** WHAT YOU SHOULD DO **
Would you pull out every line of the material that contains the string "style"?

[Structured figure records]
++++++++++++++++++++

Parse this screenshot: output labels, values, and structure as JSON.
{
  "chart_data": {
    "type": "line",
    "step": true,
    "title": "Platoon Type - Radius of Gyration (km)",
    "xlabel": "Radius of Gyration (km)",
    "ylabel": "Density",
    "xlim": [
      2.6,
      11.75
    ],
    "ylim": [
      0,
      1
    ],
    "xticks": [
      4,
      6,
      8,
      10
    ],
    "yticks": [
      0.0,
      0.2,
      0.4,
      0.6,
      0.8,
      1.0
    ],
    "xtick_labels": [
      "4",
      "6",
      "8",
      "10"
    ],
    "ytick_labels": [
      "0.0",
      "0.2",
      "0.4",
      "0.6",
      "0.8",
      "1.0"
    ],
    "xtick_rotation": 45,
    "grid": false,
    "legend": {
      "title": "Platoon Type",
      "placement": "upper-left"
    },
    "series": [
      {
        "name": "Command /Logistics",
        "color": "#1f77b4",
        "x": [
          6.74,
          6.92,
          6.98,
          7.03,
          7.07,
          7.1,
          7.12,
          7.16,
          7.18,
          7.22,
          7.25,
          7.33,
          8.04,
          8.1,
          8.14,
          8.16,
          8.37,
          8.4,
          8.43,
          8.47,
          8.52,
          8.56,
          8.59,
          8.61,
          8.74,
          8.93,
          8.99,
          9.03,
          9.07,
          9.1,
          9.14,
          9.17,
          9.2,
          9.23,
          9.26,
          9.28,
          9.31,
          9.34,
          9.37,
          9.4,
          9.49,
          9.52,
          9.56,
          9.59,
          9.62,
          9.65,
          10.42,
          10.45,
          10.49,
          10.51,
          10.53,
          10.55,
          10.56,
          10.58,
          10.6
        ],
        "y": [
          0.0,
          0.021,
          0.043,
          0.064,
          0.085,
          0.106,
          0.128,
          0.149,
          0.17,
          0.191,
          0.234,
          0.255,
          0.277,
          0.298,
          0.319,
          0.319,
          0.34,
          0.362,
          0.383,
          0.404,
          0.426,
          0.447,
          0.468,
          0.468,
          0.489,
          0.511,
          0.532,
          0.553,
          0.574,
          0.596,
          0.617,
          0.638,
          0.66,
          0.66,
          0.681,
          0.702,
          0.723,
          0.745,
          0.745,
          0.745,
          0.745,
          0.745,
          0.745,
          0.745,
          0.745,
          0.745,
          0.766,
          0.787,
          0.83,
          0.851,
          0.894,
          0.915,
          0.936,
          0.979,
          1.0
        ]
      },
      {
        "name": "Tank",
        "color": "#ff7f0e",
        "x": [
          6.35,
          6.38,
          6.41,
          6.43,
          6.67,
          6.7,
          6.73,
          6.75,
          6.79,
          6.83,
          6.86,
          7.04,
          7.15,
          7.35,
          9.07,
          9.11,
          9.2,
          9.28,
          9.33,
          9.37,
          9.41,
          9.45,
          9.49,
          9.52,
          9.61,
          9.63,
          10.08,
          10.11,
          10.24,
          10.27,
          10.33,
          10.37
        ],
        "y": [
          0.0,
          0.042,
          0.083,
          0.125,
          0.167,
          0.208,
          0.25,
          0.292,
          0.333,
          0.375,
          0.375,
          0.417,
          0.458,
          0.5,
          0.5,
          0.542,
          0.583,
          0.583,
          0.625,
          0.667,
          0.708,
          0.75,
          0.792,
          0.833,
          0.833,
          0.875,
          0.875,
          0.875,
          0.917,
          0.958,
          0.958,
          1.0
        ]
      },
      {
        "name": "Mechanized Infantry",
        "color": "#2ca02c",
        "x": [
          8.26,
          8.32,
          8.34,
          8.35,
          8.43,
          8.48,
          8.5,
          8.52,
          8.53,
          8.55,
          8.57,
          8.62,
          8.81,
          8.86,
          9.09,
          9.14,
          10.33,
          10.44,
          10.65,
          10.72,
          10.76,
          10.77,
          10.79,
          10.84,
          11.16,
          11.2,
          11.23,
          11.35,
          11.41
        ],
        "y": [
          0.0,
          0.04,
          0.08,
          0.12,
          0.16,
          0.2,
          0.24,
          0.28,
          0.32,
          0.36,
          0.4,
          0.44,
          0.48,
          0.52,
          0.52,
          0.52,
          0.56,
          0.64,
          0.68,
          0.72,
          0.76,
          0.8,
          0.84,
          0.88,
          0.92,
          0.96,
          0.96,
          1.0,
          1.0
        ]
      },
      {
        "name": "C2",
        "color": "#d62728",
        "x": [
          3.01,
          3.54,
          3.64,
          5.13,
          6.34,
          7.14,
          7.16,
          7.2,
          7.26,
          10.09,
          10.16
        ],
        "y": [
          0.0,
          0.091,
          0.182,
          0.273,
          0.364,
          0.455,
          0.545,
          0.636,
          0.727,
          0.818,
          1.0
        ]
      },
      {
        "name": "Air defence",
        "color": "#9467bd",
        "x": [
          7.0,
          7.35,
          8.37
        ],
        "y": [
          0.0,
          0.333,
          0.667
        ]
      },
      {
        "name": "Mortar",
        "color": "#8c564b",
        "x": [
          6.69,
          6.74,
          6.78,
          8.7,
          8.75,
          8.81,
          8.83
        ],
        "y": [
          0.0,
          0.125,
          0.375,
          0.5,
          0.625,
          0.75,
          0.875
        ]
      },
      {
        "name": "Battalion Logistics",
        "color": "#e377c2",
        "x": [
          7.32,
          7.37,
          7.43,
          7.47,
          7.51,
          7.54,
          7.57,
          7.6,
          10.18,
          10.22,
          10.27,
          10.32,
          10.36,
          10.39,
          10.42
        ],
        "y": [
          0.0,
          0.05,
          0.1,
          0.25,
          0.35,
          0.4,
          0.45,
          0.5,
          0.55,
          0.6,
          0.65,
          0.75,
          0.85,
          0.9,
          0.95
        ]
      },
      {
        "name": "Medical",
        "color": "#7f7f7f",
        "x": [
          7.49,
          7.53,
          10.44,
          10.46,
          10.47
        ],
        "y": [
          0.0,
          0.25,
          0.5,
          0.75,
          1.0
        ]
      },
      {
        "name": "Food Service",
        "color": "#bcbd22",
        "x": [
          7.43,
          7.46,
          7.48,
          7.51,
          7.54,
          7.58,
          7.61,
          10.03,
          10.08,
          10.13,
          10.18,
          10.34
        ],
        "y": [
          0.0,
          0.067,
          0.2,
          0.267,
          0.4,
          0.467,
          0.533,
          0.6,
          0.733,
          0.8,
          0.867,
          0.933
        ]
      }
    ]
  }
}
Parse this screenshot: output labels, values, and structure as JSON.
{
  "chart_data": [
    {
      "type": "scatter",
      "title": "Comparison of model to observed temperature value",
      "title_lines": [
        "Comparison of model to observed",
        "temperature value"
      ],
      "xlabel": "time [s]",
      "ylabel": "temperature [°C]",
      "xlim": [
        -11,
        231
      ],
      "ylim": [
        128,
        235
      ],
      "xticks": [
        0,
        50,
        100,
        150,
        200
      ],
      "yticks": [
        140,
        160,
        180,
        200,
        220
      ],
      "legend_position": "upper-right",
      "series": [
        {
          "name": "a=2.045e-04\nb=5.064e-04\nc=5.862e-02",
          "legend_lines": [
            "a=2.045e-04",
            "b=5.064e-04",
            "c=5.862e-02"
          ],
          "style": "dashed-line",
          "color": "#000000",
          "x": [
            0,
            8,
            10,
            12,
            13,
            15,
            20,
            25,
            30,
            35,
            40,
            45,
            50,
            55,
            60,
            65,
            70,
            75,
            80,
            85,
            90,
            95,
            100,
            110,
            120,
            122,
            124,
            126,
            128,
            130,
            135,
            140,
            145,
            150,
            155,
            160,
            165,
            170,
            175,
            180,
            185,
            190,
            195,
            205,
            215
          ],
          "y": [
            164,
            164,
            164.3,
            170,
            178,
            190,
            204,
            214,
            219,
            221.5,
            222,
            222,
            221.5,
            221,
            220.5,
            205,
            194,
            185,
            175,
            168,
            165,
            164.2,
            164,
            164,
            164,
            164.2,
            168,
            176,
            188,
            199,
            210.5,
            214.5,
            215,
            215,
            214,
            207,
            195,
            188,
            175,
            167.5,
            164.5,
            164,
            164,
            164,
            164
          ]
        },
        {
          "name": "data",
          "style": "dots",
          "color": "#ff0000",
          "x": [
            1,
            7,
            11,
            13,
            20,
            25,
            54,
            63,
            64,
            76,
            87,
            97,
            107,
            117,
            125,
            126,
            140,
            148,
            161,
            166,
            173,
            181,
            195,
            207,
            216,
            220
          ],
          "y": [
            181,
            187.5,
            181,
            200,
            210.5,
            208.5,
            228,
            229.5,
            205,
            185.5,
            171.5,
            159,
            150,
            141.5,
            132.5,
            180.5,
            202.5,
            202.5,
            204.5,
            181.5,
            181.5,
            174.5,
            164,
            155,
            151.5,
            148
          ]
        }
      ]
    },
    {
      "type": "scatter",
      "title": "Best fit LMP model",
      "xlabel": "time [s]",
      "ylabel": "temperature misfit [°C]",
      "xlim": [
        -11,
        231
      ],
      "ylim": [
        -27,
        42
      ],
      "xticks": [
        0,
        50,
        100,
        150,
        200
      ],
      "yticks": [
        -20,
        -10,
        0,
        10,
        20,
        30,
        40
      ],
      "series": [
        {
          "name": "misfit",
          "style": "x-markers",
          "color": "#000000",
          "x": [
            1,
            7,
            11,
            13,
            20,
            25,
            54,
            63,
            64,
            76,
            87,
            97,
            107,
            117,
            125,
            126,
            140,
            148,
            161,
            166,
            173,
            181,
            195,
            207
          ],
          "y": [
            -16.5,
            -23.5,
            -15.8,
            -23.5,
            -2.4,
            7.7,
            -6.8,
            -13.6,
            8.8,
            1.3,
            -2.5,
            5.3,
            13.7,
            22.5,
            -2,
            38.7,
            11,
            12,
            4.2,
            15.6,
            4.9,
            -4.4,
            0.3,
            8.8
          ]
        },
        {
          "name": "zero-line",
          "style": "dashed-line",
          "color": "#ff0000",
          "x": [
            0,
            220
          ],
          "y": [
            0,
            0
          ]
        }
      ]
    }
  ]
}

++++++++++++++++++++

** ANSWER TO THE TASK **
          "style": "dashed-line",
          "style": "dots",
          "style": "x-markers",
          "style": "dashed-line",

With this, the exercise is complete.